Collected data entries
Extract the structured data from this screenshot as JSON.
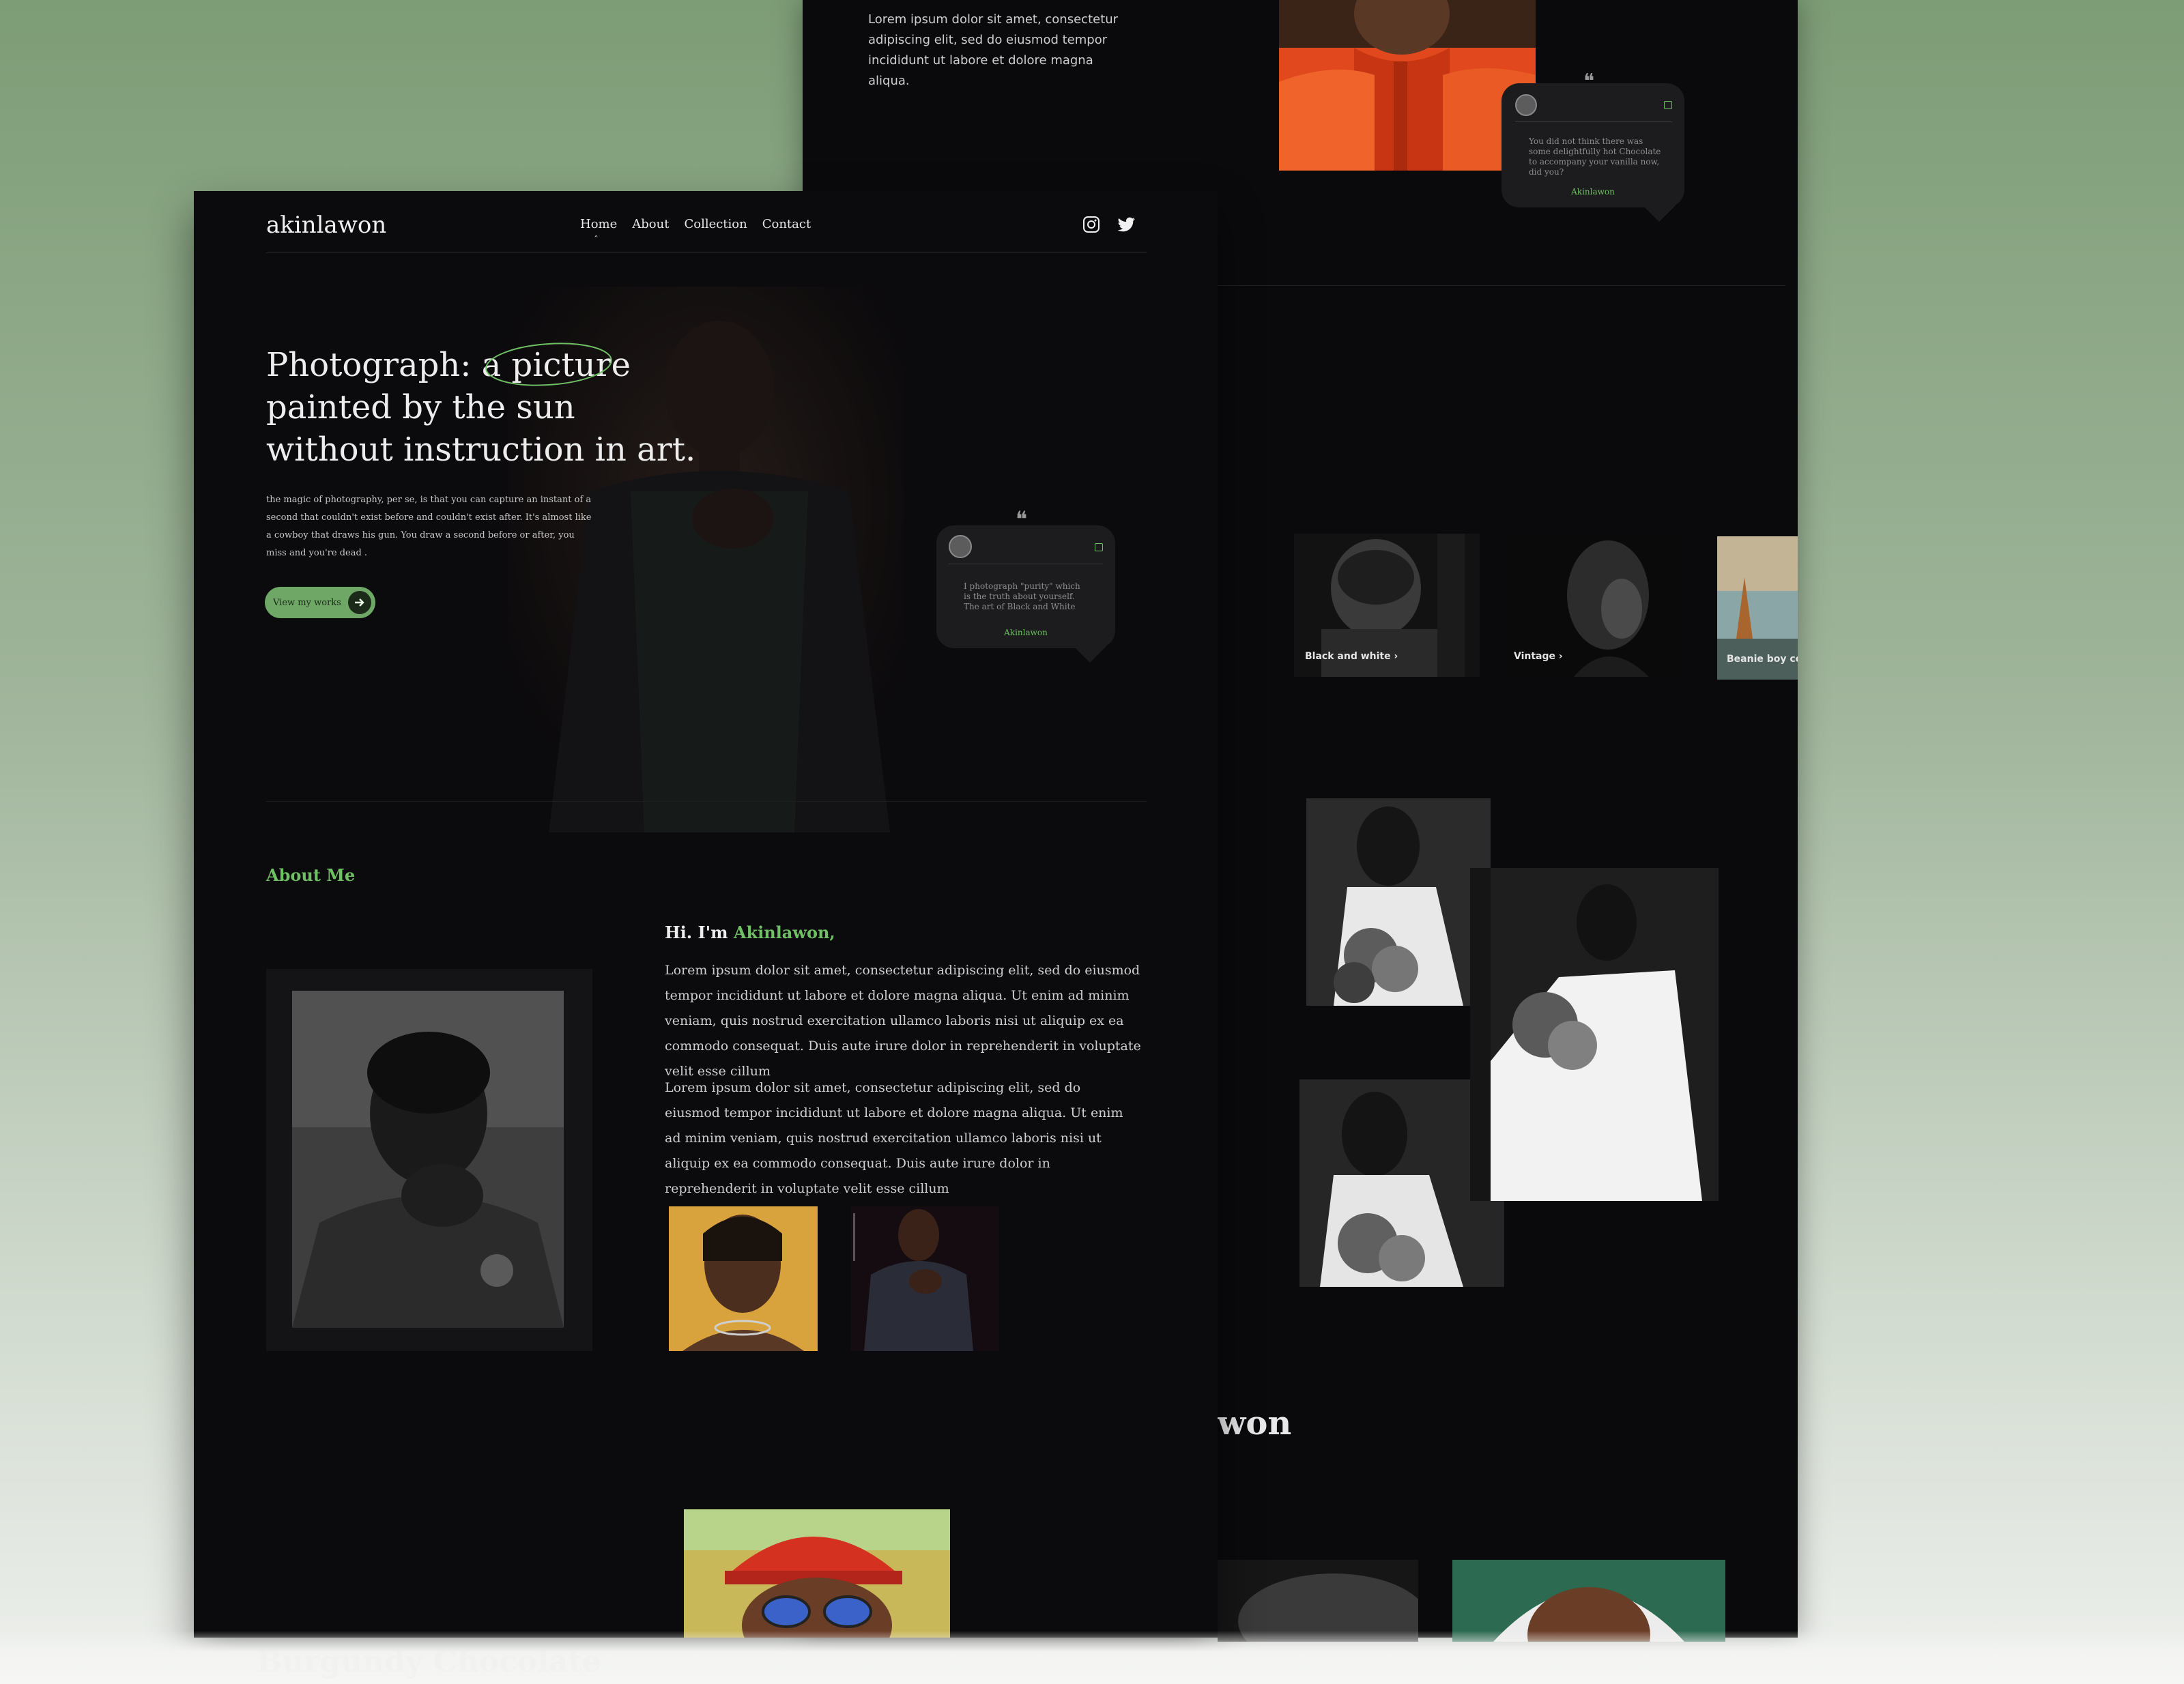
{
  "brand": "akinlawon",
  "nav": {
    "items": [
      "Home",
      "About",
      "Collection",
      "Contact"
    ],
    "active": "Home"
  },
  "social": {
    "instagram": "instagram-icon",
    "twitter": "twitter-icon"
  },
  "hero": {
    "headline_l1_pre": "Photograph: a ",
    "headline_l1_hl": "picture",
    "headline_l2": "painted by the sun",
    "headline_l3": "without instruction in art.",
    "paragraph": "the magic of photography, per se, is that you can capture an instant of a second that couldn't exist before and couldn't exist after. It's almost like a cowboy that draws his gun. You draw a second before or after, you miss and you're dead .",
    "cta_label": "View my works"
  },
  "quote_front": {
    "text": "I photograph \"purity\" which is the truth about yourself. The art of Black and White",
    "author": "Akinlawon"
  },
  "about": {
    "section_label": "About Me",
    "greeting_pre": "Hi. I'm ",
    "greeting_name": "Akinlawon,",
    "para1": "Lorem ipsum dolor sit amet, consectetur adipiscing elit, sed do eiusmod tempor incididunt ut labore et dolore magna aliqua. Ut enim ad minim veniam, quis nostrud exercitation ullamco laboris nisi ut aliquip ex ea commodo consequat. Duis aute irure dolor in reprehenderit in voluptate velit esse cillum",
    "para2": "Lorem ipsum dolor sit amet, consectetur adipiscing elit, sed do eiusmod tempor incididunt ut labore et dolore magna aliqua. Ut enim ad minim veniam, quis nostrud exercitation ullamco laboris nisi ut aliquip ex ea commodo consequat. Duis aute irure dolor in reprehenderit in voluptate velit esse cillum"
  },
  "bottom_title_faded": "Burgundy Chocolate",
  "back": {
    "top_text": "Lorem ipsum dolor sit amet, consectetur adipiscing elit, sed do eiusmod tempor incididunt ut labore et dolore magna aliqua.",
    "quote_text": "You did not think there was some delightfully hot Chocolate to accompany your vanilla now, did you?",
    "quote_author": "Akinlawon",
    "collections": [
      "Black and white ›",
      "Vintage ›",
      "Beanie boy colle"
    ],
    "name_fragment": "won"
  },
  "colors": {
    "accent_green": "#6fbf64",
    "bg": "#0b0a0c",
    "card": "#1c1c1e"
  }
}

[WHAT NEEDS TO BE DONE]
Set the data above down again exactly as given, with no pictures.

[RESULT]
Extract the structured data from this screenshot as JSON.
{
  "brand": "akinlawon",
  "nav": {
    "items": [
      "Home",
      "About",
      "Collection",
      "Contact"
    ],
    "active": "Home"
  },
  "social": {
    "instagram": "instagram-icon",
    "twitter": "twitter-icon"
  },
  "hero": {
    "headline_l1_pre": "Photograph: a ",
    "headline_l1_hl": "picture",
    "headline_l2": "painted by the sun",
    "headline_l3": "without instruction in art.",
    "paragraph": "the magic of photography, per se, is that you can capture an instant of a second that couldn't exist before and couldn't exist after. It's almost like a cowboy that draws his gun. You draw a second before or after, you miss and you're dead .",
    "cta_label": "View my works"
  },
  "quote_front": {
    "text": "I photograph \"purity\" which is the truth about yourself. The art of Black and White",
    "author": "Akinlawon"
  },
  "about": {
    "section_label": "About Me",
    "greeting_pre": "Hi. I'm ",
    "greeting_name": "Akinlawon,",
    "para1": "Lorem ipsum dolor sit amet, consectetur adipiscing elit, sed do eiusmod tempor incididunt ut labore et dolore magna aliqua. Ut enim ad minim veniam, quis nostrud exercitation ullamco laboris nisi ut aliquip ex ea commodo consequat. Duis aute irure dolor in reprehenderit in voluptate velit esse cillum",
    "para2": "Lorem ipsum dolor sit amet, consectetur adipiscing elit, sed do eiusmod tempor incididunt ut labore et dolore magna aliqua. Ut enim ad minim veniam, quis nostrud exercitation ullamco laboris nisi ut aliquip ex ea commodo consequat. Duis aute irure dolor in reprehenderit in voluptate velit esse cillum"
  },
  "bottom_title_faded": "Burgundy Chocolate",
  "back": {
    "top_text": "Lorem ipsum dolor sit amet, consectetur adipiscing elit, sed do eiusmod tempor incididunt ut labore et dolore magna aliqua.",
    "quote_text": "You did not think there was some delightfully hot Chocolate to accompany your vanilla now, did you?",
    "quote_author": "Akinlawon",
    "collections": [
      "Black and white ›",
      "Vintage ›",
      "Beanie boy colle"
    ],
    "name_fragment": "won"
  },
  "colors": {
    "accent_green": "#6fbf64",
    "bg": "#0b0a0c",
    "card": "#1c1c1e"
  }
}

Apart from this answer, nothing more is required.